> [Direction] All entries must be extracted exactly, with nothing added or dropped.

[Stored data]

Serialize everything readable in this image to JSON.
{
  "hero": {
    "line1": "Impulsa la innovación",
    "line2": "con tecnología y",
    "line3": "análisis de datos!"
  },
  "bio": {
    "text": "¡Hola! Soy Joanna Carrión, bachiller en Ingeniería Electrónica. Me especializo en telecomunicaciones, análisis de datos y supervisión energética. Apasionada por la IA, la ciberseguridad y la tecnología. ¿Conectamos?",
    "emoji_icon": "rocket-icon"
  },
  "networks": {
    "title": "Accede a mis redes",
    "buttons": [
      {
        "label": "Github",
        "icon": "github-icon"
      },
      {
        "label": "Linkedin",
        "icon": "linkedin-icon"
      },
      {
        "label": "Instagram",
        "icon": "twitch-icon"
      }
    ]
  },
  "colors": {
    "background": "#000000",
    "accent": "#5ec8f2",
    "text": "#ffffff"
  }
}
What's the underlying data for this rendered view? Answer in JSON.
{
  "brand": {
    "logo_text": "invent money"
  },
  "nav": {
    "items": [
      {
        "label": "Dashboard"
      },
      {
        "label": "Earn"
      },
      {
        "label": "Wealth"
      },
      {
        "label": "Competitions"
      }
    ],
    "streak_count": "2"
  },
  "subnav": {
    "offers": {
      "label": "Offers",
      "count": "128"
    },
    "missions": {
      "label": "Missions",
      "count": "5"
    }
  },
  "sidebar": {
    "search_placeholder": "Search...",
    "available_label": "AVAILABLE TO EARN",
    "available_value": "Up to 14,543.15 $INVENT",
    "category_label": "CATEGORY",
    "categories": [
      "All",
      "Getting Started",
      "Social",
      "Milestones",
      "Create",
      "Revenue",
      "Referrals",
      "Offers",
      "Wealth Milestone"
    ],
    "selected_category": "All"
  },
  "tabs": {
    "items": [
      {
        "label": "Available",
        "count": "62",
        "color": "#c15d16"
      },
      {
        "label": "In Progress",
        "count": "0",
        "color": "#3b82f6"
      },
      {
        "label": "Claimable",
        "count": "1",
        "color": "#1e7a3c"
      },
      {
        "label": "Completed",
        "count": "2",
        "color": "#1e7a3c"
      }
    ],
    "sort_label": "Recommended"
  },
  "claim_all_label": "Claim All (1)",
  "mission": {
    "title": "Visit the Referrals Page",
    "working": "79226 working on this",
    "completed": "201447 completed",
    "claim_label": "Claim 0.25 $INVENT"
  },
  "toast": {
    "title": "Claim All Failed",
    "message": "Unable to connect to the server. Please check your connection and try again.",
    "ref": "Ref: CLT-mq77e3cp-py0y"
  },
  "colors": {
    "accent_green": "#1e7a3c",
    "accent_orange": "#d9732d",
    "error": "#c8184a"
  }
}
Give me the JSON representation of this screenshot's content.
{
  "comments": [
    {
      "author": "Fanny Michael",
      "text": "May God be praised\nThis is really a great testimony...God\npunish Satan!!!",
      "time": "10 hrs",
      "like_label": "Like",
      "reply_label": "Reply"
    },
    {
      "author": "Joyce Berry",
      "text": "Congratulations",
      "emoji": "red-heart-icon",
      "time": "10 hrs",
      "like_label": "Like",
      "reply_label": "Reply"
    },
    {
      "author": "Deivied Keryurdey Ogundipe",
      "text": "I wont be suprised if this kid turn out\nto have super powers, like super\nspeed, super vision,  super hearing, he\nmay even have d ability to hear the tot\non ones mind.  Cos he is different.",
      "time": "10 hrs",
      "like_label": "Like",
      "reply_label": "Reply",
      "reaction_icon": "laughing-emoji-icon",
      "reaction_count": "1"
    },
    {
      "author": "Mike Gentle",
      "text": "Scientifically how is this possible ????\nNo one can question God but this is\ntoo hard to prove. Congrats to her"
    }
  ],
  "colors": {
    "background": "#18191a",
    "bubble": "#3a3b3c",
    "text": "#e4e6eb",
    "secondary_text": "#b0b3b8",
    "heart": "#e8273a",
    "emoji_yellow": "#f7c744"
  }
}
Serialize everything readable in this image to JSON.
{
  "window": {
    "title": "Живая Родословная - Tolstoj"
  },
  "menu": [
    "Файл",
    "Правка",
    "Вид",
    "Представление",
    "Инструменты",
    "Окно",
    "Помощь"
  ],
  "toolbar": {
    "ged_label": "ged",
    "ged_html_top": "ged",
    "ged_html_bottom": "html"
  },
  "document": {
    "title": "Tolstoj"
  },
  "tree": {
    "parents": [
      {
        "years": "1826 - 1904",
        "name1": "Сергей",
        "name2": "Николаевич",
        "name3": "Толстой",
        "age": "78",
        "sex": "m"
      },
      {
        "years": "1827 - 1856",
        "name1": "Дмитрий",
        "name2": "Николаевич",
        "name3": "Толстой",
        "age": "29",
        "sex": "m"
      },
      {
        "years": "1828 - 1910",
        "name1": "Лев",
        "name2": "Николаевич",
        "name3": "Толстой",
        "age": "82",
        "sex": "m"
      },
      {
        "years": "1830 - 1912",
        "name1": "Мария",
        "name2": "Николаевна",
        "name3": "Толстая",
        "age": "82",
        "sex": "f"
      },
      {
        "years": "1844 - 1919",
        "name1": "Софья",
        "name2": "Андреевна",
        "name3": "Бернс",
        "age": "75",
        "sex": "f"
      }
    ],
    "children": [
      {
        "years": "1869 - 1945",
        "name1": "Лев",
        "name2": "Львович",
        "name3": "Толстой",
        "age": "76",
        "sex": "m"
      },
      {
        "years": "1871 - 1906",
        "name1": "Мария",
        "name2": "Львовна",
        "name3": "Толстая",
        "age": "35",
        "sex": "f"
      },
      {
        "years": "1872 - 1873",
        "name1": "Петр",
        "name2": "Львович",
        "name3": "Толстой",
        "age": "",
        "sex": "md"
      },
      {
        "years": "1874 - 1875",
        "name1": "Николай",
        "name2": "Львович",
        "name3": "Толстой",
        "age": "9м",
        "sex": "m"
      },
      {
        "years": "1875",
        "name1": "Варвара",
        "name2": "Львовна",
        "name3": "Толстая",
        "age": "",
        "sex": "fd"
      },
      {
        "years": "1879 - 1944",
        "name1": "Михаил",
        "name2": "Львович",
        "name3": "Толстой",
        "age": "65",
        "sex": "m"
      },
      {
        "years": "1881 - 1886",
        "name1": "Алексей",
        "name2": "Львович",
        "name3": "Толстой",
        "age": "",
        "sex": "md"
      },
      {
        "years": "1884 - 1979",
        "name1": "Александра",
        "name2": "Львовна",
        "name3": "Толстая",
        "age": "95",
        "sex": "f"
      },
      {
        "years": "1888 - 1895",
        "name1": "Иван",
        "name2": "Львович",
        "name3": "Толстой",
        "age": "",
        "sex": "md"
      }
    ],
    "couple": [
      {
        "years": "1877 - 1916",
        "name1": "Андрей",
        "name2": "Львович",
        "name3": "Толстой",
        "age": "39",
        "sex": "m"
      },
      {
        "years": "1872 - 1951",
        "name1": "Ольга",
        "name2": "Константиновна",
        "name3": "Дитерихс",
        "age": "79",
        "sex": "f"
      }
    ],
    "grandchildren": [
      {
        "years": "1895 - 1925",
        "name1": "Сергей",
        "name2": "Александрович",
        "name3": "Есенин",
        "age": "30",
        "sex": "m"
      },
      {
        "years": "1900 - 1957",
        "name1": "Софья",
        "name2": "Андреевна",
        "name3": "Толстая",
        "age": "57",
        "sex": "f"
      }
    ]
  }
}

> [Complete output]
Serialize everything readable in this image to JSON.
{
  "hero": {
    "line1": "Impulsa la innovación",
    "line2": "con tecnología y",
    "line3": "análisis de datos!"
  },
  "bio": {
    "text": "¡Hola! Soy Joanna Carrión, bachiller en Ingeniería Electrónica. Me especializo en telecomunicaciones, análisis de datos y supervisión energética. Apasionada por la IA, la ciberseguridad y la tecnología. ¿Conectamos?",
    "emoji_icon": "rocket-icon"
  },
  "networks": {
    "title": "Accede a mis redes",
    "buttons": [
      {
        "label": "Github",
        "icon": "github-icon"
      },
      {
        "label": "Linkedin",
        "icon": "linkedin-icon"
      },
      {
        "label": "Instagram",
        "icon": "twitch-icon"
      }
    ]
  },
  "colors": {
    "background": "#000000",
    "accent": "#5ec8f2",
    "text": "#ffffff"
  }
}
What's the underlying data for this rendered view? Answer in JSON.
{
  "brand": {
    "logo_text": "invent money"
  },
  "nav": {
    "items": [
      {
        "label": "Dashboard"
      },
      {
        "label": "Earn"
      },
      {
        "label": "Wealth"
      },
      {
        "label": "Competitions"
      }
    ],
    "streak_count": "2"
  },
  "subnav": {
    "offers": {
      "label": "Offers",
      "count": "128"
    },
    "missions": {
      "label": "Missions",
      "count": "5"
    }
  },
  "sidebar": {
    "search_placeholder": "Search...",
    "available_label": "AVAILABLE TO EARN",
    "available_value": "Up to 14,543.15 $INVENT",
    "category_label": "CATEGORY",
    "categories": [
      "All",
      "Getting Started",
      "Social",
      "Milestones",
      "Create",
      "Revenue",
      "Referrals",
      "Offers",
      "Wealth Milestone"
    ],
    "selected_category": "All"
  },
  "tabs": {
    "items": [
      {
        "label": "Available",
        "count": "62",
        "color": "#c15d16"
      },
      {
        "label": "In Progress",
        "count": "0",
        "color": "#3b82f6"
      },
      {
        "label": "Claimable",
        "count": "1",
        "color": "#1e7a3c"
      },
      {
        "label": "Completed",
        "count": "2",
        "color": "#1e7a3c"
      }
    ],
    "sort_label": "Recommended"
  },
  "claim_all_label": "Claim All (1)",
  "mission": {
    "title": "Visit the Referrals Page",
    "working": "79226 working on this",
    "completed": "201447 completed",
    "claim_label": "Claim 0.25 $INVENT"
  },
  "toast": {
    "title": "Claim All Failed",
    "message": "Unable to connect to the server. Please check your connection and try again.",
    "ref": "Ref: CLT-mq77e3cp-py0y"
  },
  "colors": {
    "accent_green": "#1e7a3c",
    "accent_orange": "#d9732d",
    "error": "#c8184a"
  }
}
Give me the JSON representation of this screenshot's content.
{
  "comments": [
    {
      "author": "Fanny Michael",
      "text": "May God be praised\nThis is really a great testimony...God\npunish Satan!!!",
      "time": "10 hrs",
      "like_label": "Like",
      "reply_label": "Reply"
    },
    {
      "author": "Joyce Berry",
      "text": "Congratulations",
      "emoji": "red-heart-icon",
      "time": "10 hrs",
      "like_label": "Like",
      "reply_label": "Reply"
    },
    {
      "author": "Deivied Keryurdey Ogundipe",
      "text": "I wont be suprised if this kid turn out\nto have super powers, like super\nspeed, super vision,  super hearing, he\nmay even have d ability to hear the tot\non ones mind.  Cos he is different.",
      "time": "10 hrs",
      "like_label": "Like",
      "reply_label": "Reply",
      "reaction_icon": "laughing-emoji-icon",
      "reaction_count": "1"
    },
    {
      "author": "Mike Gentle",
      "text": "Scientifically how is this possible ????\nNo one can question God but this is\ntoo hard to prove. Congrats to her"
    }
  ],
  "colors": {
    "background": "#18191a",
    "bubble": "#3a3b3c",
    "text": "#e4e6eb",
    "secondary_text": "#b0b3b8",
    "heart": "#e8273a",
    "emoji_yellow": "#f7c744"
  }
}
Serialize everything readable in this image to JSON.
{
  "window": {
    "title": "Живая Родословная - Tolstoj"
  },
  "menu": [
    "Файл",
    "Правка",
    "Вид",
    "Представление",
    "Инструменты",
    "Окно",
    "Помощь"
  ],
  "toolbar": {
    "ged_label": "ged",
    "ged_html_top": "ged",
    "ged_html_bottom": "html"
  },
  "document": {
    "title": "Tolstoj"
  },
  "tree": {
    "parents": [
      {
        "years": "1826 - 1904",
        "name1": "Сергей",
        "name2": "Николаевич",
        "name3": "Толстой",
        "age": "78",
        "sex": "m"
      },
      {
        "years": "1827 - 1856",
        "name1": "Дмитрий",
        "name2": "Николаевич",
        "name3": "Толстой",
        "age": "29",
        "sex": "m"
      },
      {
        "years": "1828 - 1910",
        "name1": "Лев",
        "name2": "Николаевич",
        "name3": "Толстой",
        "age": "82",
        "sex": "m"
      },
      {
        "years": "1830 - 1912",
        "name1": "Мария",
        "name2": "Николаевна",
        "name3": "Толстая",
        "age": "82",
        "sex": "f"
      },
      {
        "years": "1844 - 1919",
        "name1": "Софья",
        "name2": "Андреевна",
        "name3": "Бернс",
        "age": "75",
        "sex": "f"
      }
    ],
    "children": [
      {
        "years": "1869 - 1945",
        "name1": "Лев",
        "name2": "Львович",
        "name3": "Толстой",
        "age": "76",
        "sex": "m"
      },
      {
        "years": "1871 - 1906",
        "name1": "Мария",
        "name2": "Львовна",
        "name3": "Толстая",
        "age": "35",
        "sex": "f"
      },
      {
        "years": "1872 - 1873",
        "name1": "Петр",
        "name2": "Львович",
        "name3": "Толстой",
        "age": "",
        "sex": "md"
      },
      {
        "years": "1874 - 1875",
        "name1": "Николай",
        "name2": "Львович",
        "name3": "Толстой",
        "age": "9м",
        "sex": "m"
      },
      {
        "years": "1875",
        "name1": "Варвара",
        "name2": "Львовна",
        "name3": "Толстая",
        "age": "",
        "sex": "fd"
      },
      {
        "years": "1879 - 1944",
        "name1": "Михаил",
        "name2": "Львович",
        "name3": "Толстой",
        "age": "65",
        "sex": "m"
      },
      {
        "years": "1881 - 1886",
        "name1": "Алексей",
        "name2": "Львович",
        "name3": "Толстой",
        "age": "",
        "sex": "md"
      },
      {
        "years": "1884 - 1979",
        "name1": "Александра",
        "name2": "Львовна",
        "name3": "Толстая",
        "age": "95",
        "sex": "f"
      },
      {
        "years": "1888 - 1895",
        "name1": "Иван",
        "name2": "Львович",
        "name3": "Толстой",
        "age": "",
        "sex": "md"
      }
    ],
    "couple": [
      {
        "years": "1877 - 1916",
        "name1": "Андрей",
        "name2": "Львович",
        "name3": "Толстой",
        "age": "39",
        "sex": "m"
      },
      {
        "years": "1872 - 1951",
        "name1": "Ольга",
        "name2": "Константиновна",
        "name3": "Дитерихс",
        "age": "79",
        "sex": "f"
      }
    ],
    "grandchildren": [
      {
        "years": "1895 - 1925",
        "name1": "Сергей",
        "name2": "Александрович",
        "name3": "Есенин",
        "age": "30",
        "sex": "m"
      },
      {
        "years": "1900 - 1957",
        "name1": "Софья",
        "name2": "Андреевна",
        "name3": "Толстая",
        "age": "57",
        "sex": "f"
      }
    ]
  }
}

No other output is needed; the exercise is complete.